*STATED EXERCISE:* Give back each entry unchanged, minus pictures.

*DATA FOR THIS EXERCISE:*
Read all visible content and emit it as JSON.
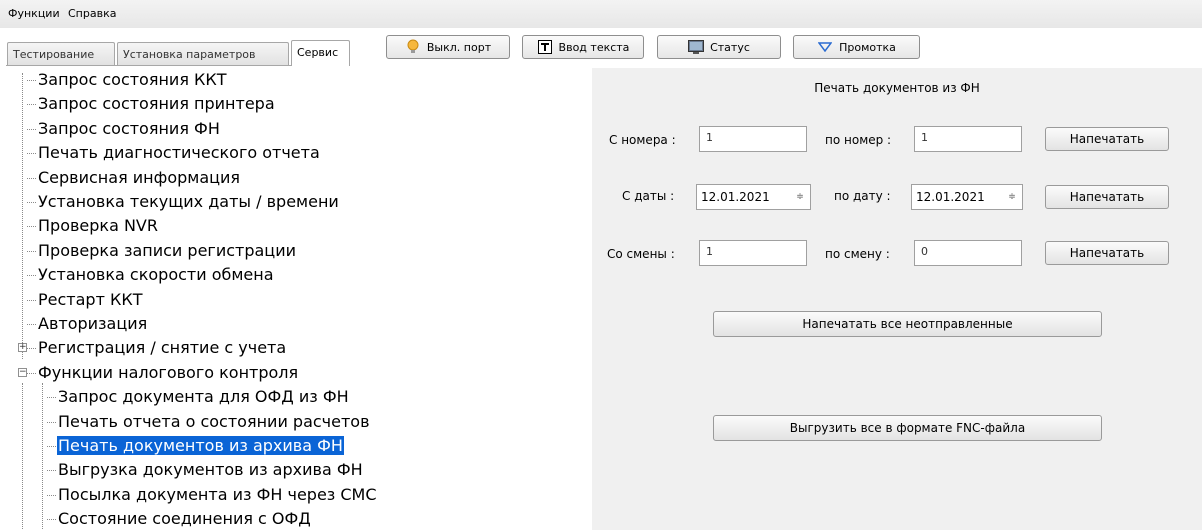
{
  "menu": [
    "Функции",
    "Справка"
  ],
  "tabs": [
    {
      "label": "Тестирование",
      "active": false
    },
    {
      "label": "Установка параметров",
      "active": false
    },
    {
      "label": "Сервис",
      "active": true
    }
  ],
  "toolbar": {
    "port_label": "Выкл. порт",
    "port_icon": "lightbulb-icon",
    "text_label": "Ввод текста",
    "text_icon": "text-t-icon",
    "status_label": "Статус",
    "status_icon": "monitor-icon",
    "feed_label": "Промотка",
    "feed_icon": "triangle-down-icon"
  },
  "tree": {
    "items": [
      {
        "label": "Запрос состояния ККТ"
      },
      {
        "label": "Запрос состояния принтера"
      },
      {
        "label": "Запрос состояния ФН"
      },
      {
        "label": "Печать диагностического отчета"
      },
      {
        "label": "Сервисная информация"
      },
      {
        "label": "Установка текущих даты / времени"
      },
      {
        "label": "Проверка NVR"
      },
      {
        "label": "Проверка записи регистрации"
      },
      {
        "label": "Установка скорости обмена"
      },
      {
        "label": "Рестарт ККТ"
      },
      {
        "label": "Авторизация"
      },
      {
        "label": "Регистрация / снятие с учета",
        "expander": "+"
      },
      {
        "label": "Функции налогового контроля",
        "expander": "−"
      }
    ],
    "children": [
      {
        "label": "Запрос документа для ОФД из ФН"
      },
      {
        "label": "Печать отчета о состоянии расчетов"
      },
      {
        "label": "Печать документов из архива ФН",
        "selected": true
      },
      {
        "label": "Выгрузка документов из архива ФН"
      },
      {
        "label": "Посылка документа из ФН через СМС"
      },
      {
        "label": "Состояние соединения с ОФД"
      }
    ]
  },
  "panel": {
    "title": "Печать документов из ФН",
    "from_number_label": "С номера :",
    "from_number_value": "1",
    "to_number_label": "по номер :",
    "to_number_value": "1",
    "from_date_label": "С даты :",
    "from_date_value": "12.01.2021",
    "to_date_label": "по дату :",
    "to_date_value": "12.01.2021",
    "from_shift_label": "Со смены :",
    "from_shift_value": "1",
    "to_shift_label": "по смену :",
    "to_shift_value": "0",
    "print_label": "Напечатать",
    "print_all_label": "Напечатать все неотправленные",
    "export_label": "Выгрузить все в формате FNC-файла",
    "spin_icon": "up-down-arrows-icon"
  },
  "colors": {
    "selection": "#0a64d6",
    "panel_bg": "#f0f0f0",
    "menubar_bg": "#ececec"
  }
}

*CORRECT OUTPUT:*
Read all visible content and emit it as JSON.
{
  "menu": [
    "Функции",
    "Справка"
  ],
  "tabs": [
    {
      "label": "Тестирование",
      "active": false
    },
    {
      "label": "Установка параметров",
      "active": false
    },
    {
      "label": "Сервис",
      "active": true
    }
  ],
  "toolbar": {
    "port_label": "Выкл. порт",
    "port_icon": "lightbulb-icon",
    "text_label": "Ввод текста",
    "text_icon": "text-t-icon",
    "status_label": "Статус",
    "status_icon": "monitor-icon",
    "feed_label": "Промотка",
    "feed_icon": "triangle-down-icon"
  },
  "tree": {
    "items": [
      {
        "label": "Запрос состояния ККТ"
      },
      {
        "label": "Запрос состояния принтера"
      },
      {
        "label": "Запрос состояния ФН"
      },
      {
        "label": "Печать диагностического отчета"
      },
      {
        "label": "Сервисная информация"
      },
      {
        "label": "Установка текущих даты / времени"
      },
      {
        "label": "Проверка NVR"
      },
      {
        "label": "Проверка записи регистрации"
      },
      {
        "label": "Установка скорости обмена"
      },
      {
        "label": "Рестарт ККТ"
      },
      {
        "label": "Авторизация"
      },
      {
        "label": "Регистрация / снятие с учета",
        "expander": "+"
      },
      {
        "label": "Функции налогового контроля",
        "expander": "−"
      }
    ],
    "children": [
      {
        "label": "Запрос документа для ОФД из ФН"
      },
      {
        "label": "Печать отчета о состоянии расчетов"
      },
      {
        "label": "Печать документов из архива ФН",
        "selected": true
      },
      {
        "label": "Выгрузка документов из архива ФН"
      },
      {
        "label": "Посылка документа из ФН через СМС"
      },
      {
        "label": "Состояние соединения с ОФД"
      }
    ]
  },
  "panel": {
    "title": "Печать документов из ФН",
    "from_number_label": "С номера :",
    "from_number_value": "1",
    "to_number_label": "по номер :",
    "to_number_value": "1",
    "from_date_label": "С даты :",
    "from_date_value": "12.01.2021",
    "to_date_label": "по дату :",
    "to_date_value": "12.01.2021",
    "from_shift_label": "Со смены :",
    "from_shift_value": "1",
    "to_shift_label": "по смену :",
    "to_shift_value": "0",
    "print_label": "Напечатать",
    "print_all_label": "Напечатать все неотправленные",
    "export_label": "Выгрузить все в формате FNC-файла",
    "spin_icon": "up-down-arrows-icon"
  },
  "colors": {
    "selection": "#0a64d6",
    "panel_bg": "#f0f0f0",
    "menubar_bg": "#ececec"
  }
}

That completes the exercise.